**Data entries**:

━━━━━━━━━━

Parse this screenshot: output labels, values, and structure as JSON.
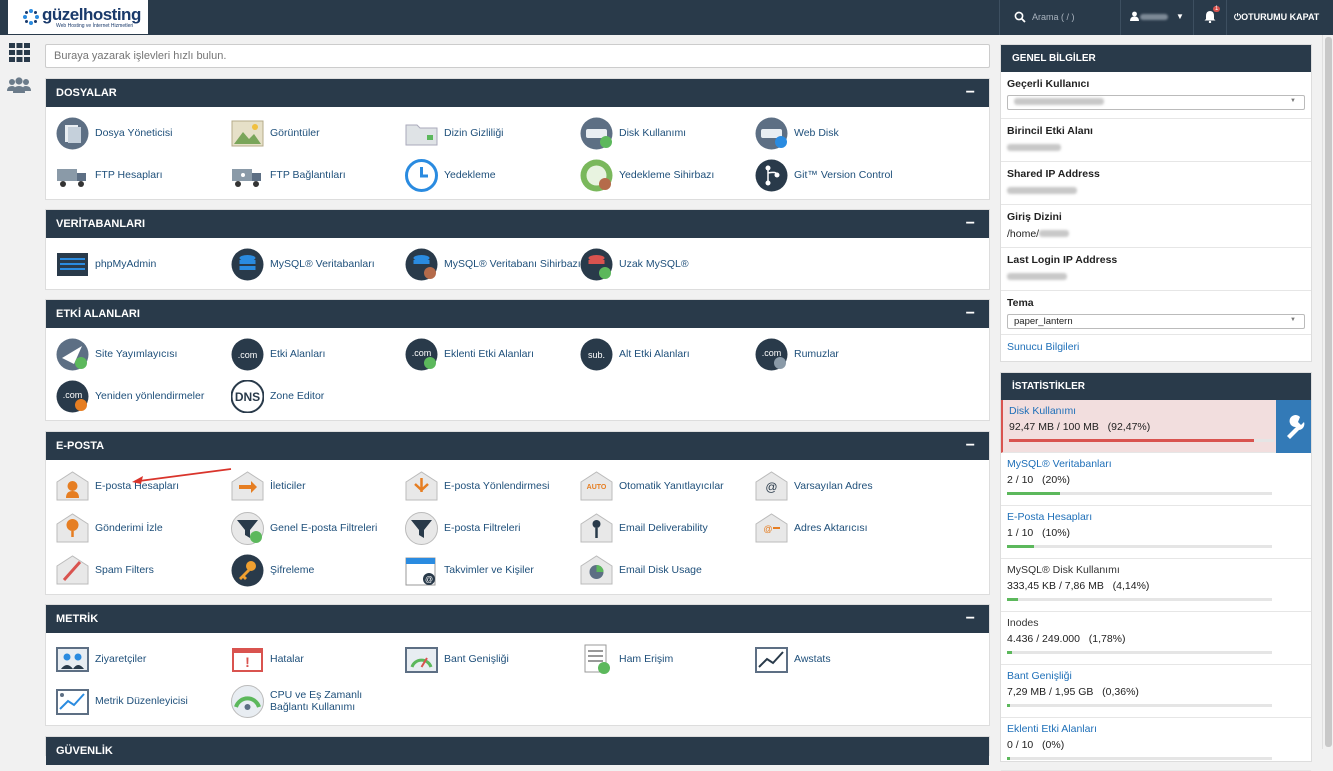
{
  "topbar": {
    "brand": "güzelhosting",
    "brand_sub": "Web Hosting ve İnternet Hizmetleri",
    "search_placeholder": "Arama ( / )",
    "notification_count": "1",
    "logout_label": "OTURUMU KAPAT"
  },
  "quickfind": {
    "placeholder": "Buraya yazarak işlevleri hızlı bulun."
  },
  "sections": {
    "files": {
      "title": "DOSYALAR",
      "items": [
        "Dosya Yöneticisi",
        "Görüntüler",
        "Dizin Gizliliği",
        "Disk Kullanımı",
        "Web Disk",
        "FTP Hesapları",
        "FTP Bağlantıları",
        "Yedekleme",
        "Yedekleme Sihirbazı",
        "Git™ Version Control"
      ]
    },
    "databases": {
      "title": "VERİTABANLARI",
      "items": [
        "phpMyAdmin",
        "MySQL® Veritabanları",
        "MySQL® Veritabanı Sihirbazı",
        "Uzak MySQL®"
      ]
    },
    "domains": {
      "title": "ETKİ ALANLARI",
      "items": [
        "Site Yayımlayıcısı",
        "Etki Alanları",
        "Eklenti Etki Alanları",
        "Alt Etki Alanları",
        "Rumuzlar",
        "Yeniden yönlendirmeler",
        "Zone Editor"
      ]
    },
    "email": {
      "title": "E-POSTA",
      "items": [
        "E-posta Hesapları",
        "İleticiler",
        "E-posta Yönlendirmesi",
        "Otomatik Yanıtlayıcılar",
        "Varsayılan Adres",
        "Gönderimi İzle",
        "Genel E-posta Filtreleri",
        "E-posta Filtreleri",
        "Email Deliverability",
        "Adres Aktarıcısı",
        "Spam Filters",
        "Şifreleme",
        "Takvimler ve Kişiler",
        "Email Disk Usage"
      ]
    },
    "metrics": {
      "title": "METRİK",
      "items": [
        "Ziyaretçiler",
        "Hatalar",
        "Bant Genişliği",
        "Ham Erişim",
        "Awstats",
        "Metrik Düzenleyicisi",
        "CPU ve Eş Zamanlı Bağlantı Kullanımı"
      ]
    },
    "security": {
      "title": "GÜVENLİK"
    }
  },
  "general_info": {
    "title": "GENEL BİLGİLER",
    "current_user_label": "Geçerli Kullanıcı",
    "primary_domain_label": "Birincil Etki Alanı",
    "shared_ip_label": "Shared IP Address",
    "home_dir_label": "Giriş Dizini",
    "home_dir_prefix": "/home/",
    "last_login_label": "Last Login IP Address",
    "theme_label": "Tema",
    "theme_value": "paper_lantern",
    "server_info_link": "Sunucu Bilgileri"
  },
  "stats": {
    "title": "İSTATİSTİKLER",
    "items": [
      {
        "label": "Disk Kullanımı",
        "value": "92,47 MB / 100 MB   (92,47%)",
        "percent": 92.47,
        "color": "#d9534f",
        "link": true,
        "alert": true
      },
      {
        "label": "MySQL® Veritabanları",
        "value": "2 / 10   (20%)",
        "percent": 20,
        "color": "#5cb85c",
        "link": true
      },
      {
        "label": "E-Posta Hesapları",
        "value": "1 / 10   (10%)",
        "percent": 10,
        "color": "#5cb85c",
        "link": true
      },
      {
        "label": "MySQL® Disk Kullanımı",
        "value": "333,45 KB / 7,86 MB   (4,14%)",
        "percent": 4.14,
        "color": "#5cb85c",
        "link": false
      },
      {
        "label": "Inodes",
        "value": "4.436 / 249.000   (1,78%)",
        "percent": 1.78,
        "color": "#5cb85c",
        "link": false
      },
      {
        "label": "Bant Genişliği",
        "value": "7,29 MB / 1,95 GB   (0,36%)",
        "percent": 0.36,
        "color": "#5cb85c",
        "link": true
      },
      {
        "label": "Eklenti Etki Alanları",
        "value": "0 / 10   (0%)",
        "percent": 0,
        "color": "#5cb85c",
        "link": true
      }
    ]
  }
}
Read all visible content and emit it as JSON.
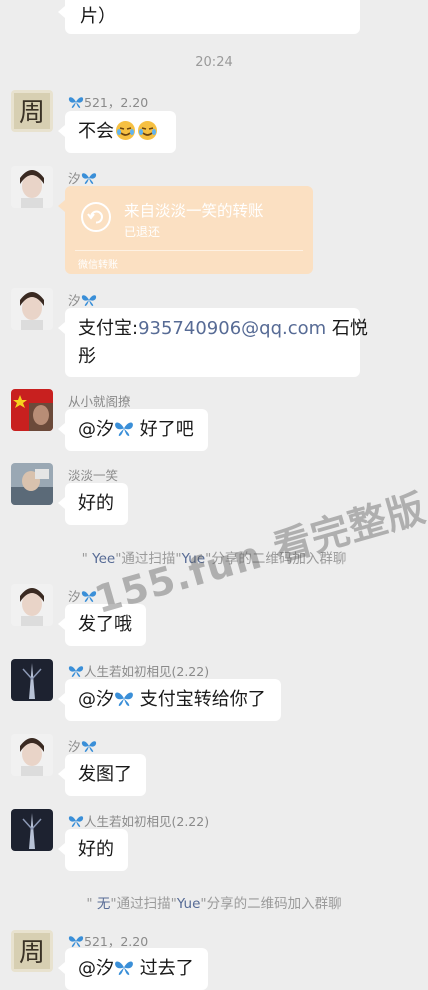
{
  "top_bubble": {
    "text": "片）"
  },
  "time_divider": "20:24",
  "messages": [
    {
      "name": "521，2.20",
      "text": "不会"
    },
    {
      "name": "汐",
      "transfer": {
        "title": "来自淡淡一笑的转账",
        "status": "已退还",
        "footer": "微信转账"
      }
    },
    {
      "name": "汐",
      "text_line1": "支付宝:",
      "email": "935740906@qq.com",
      "text_line1_tail": " 石悦",
      "text_line2": "彤"
    },
    {
      "name": "从小就阁撩",
      "mention": "@汐",
      "text": " 好了吧"
    },
    {
      "name": "淡淡一笑",
      "text": "好的"
    },
    {
      "name": "汐",
      "text": "发了哦"
    },
    {
      "name": "人生若如初相见(2.22)",
      "mention": "@汐",
      "text": " 支付宝转给你了"
    },
    {
      "name": "汐",
      "text": "发图了"
    },
    {
      "name": "人生若如初相见(2.22)",
      "text": "好的"
    },
    {
      "name": "521，2.20",
      "mention": "@汐",
      "text": " 过去了"
    }
  ],
  "system_messages": [
    {
      "q": "\"",
      "n": " Yee",
      "m": "\"通过扫描\"",
      "i": "Yue",
      "t": "\"分享的二维码加入群聊"
    },
    {
      "q": "\"",
      "n": " 无",
      "m": "\"通过扫描\"",
      "i": "Yue",
      "t": "\"分享的二维码加入群聊"
    }
  ],
  "watermark": "155.fun 看完整版",
  "colors": {
    "background": "#ededed",
    "bubble": "#ffffff",
    "transfer_card": "#fbe0c2",
    "link": "#576b95",
    "butterfly": "#3a8fd8"
  }
}
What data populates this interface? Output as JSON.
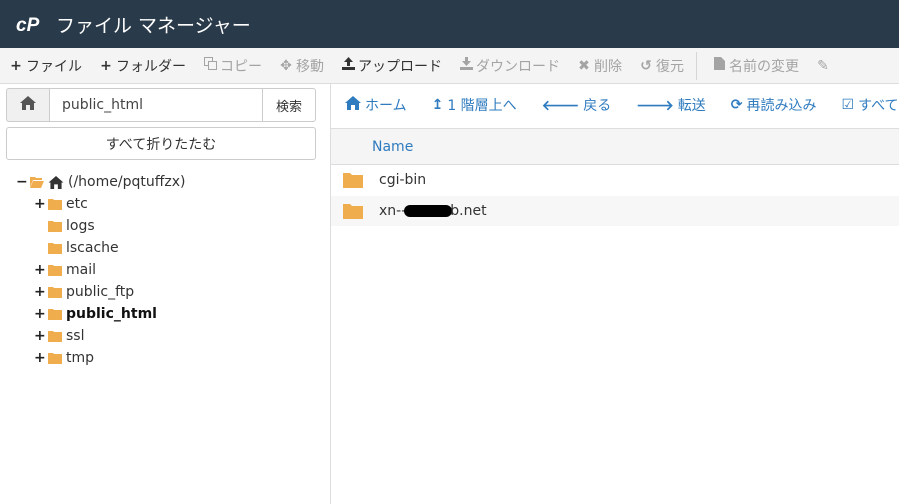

━━━━━━━━━━

**Task instructions**:
Extract every line of the data exactly; pictures stay out.

**Result of the task**:
Parse this screenshot: output labels, values, and structure as JSON.
{
  "topbar": {
    "brand": "güzelhosting",
    "brand_sub": "Web Hosting ve İnternet Hizmetleri",
    "search_placeholder": "Arama ( / )",
    "notification_count": "1",
    "logout_label": "OTURUMU KAPAT"
  },
  "quickfind": {
    "placeholder": "Buraya yazarak işlevleri hızlı bulun."
  },
  "sections": {
    "files": {
      "title": "DOSYALAR",
      "items": [
        "Dosya Yöneticisi",
        "Görüntüler",
        "Dizin Gizliliği",
        "Disk Kullanımı",
        "Web Disk",
        "FTP Hesapları",
        "FTP Bağlantıları",
        "Yedekleme",
        "Yedekleme Sihirbazı",
        "Git™ Version Control"
      ]
    },
    "databases": {
      "title": "VERİTABANLARI",
      "items": [
        "phpMyAdmin",
        "MySQL® Veritabanları",
        "MySQL® Veritabanı Sihirbazı",
        "Uzak MySQL®"
      ]
    },
    "domains": {
      "title": "ETKİ ALANLARI",
      "items": [
        "Site Yayımlayıcısı",
        "Etki Alanları",
        "Eklenti Etki Alanları",
        "Alt Etki Alanları",
        "Rumuzlar",
        "Yeniden yönlendirmeler",
        "Zone Editor"
      ]
    },
    "email": {
      "title": "E-POSTA",
      "items": [
        "E-posta Hesapları",
        "İleticiler",
        "E-posta Yönlendirmesi",
        "Otomatik Yanıtlayıcılar",
        "Varsayılan Adres",
        "Gönderimi İzle",
        "Genel E-posta Filtreleri",
        "E-posta Filtreleri",
        "Email Deliverability",
        "Adres Aktarıcısı",
        "Spam Filters",
        "Şifreleme",
        "Takvimler ve Kişiler",
        "Email Disk Usage"
      ]
    },
    "metrics": {
      "title": "METRİK",
      "items": [
        "Ziyaretçiler",
        "Hatalar",
        "Bant Genişliği",
        "Ham Erişim",
        "Awstats",
        "Metrik Düzenleyicisi",
        "CPU ve Eş Zamanlı Bağlantı Kullanımı"
      ]
    },
    "security": {
      "title": "GÜVENLİK"
    }
  },
  "general_info": {
    "title": "GENEL BİLGİLER",
    "current_user_label": "Geçerli Kullanıcı",
    "primary_domain_label": "Birincil Etki Alanı",
    "shared_ip_label": "Shared IP Address",
    "home_dir_label": "Giriş Dizini",
    "home_dir_prefix": "/home/",
    "last_login_label": "Last Login IP Address",
    "theme_label": "Tema",
    "theme_value": "paper_lantern",
    "server_info_link": "Sunucu Bilgileri"
  },
  "stats": {
    "title": "İSTATİSTİKLER",
    "items": [
      {
        "label": "Disk Kullanımı",
        "value": "92,47 MB / 100 MB   (92,47%)",
        "percent": 92.47,
        "color": "#d9534f",
        "link": true,
        "alert": true
      },
      {
        "label": "MySQL® Veritabanları",
        "value": "2 / 10   (20%)",
        "percent": 20,
        "color": "#5cb85c",
        "link": true
      },
      {
        "label": "E-Posta Hesapları",
        "value": "1 / 10   (10%)",
        "percent": 10,
        "color": "#5cb85c",
        "link": true
      },
      {
        "label": "MySQL® Disk Kullanımı",
        "value": "333,45 KB / 7,86 MB   (4,14%)",
        "percent": 4.14,
        "color": "#5cb85c",
        "link": false
      },
      {
        "label": "Inodes",
        "value": "4.436 / 249.000   (1,78%)",
        "percent": 1.78,
        "color": "#5cb85c",
        "link": false
      },
      {
        "label": "Bant Genişliği",
        "value": "7,29 MB / 1,95 GB   (0,36%)",
        "percent": 0.36,
        "color": "#5cb85c",
        "link": true
      },
      {
        "label": "Eklenti Etki Alanları",
        "value": "0 / 10   (0%)",
        "percent": 0,
        "color": "#5cb85c",
        "link": true
      }
    ]
  }
}
Read all visible content and emit it as JSON.
{
  "top_bubble": {
    "text": "片）"
  },
  "time_divider": "20:24",
  "messages": [
    {
      "name": "521，2.20",
      "text": "不会"
    },
    {
      "name": "汐",
      "transfer": {
        "title": "来自淡淡一笑的转账",
        "status": "已退还",
        "footer": "微信转账"
      }
    },
    {
      "name": "汐",
      "text_line1": "支付宝:",
      "email": "935740906@qq.com",
      "text_line1_tail": " 石悦",
      "text_line2": "彤"
    },
    {
      "name": "从小就阁撩",
      "mention": "@汐",
      "text": " 好了吧"
    },
    {
      "name": "淡淡一笑",
      "text": "好的"
    },
    {
      "name": "汐",
      "text": "发了哦"
    },
    {
      "name": "人生若如初相见(2.22)",
      "mention": "@汐",
      "text": " 支付宝转给你了"
    },
    {
      "name": "汐",
      "text": "发图了"
    },
    {
      "name": "人生若如初相见(2.22)",
      "text": "好的"
    },
    {
      "name": "521，2.20",
      "mention": "@汐",
      "text": " 过去了"
    }
  ],
  "system_messages": [
    {
      "q": "\"",
      "n": " Yee",
      "m": "\"通过扫描\"",
      "i": "Yue",
      "t": "\"分享的二维码加入群聊"
    },
    {
      "q": "\"",
      "n": " 无",
      "m": "\"通过扫描\"",
      "i": "Yue",
      "t": "\"分享的二维码加入群聊"
    }
  ],
  "watermark": "155.fun 看完整版",
  "colors": {
    "background": "#ededed",
    "bubble": "#ffffff",
    "transfer_card": "#fbe0c2",
    "link": "#576b95",
    "butterfly": "#3a8fd8"
  }
}
What data populates this interface? Output as JSON.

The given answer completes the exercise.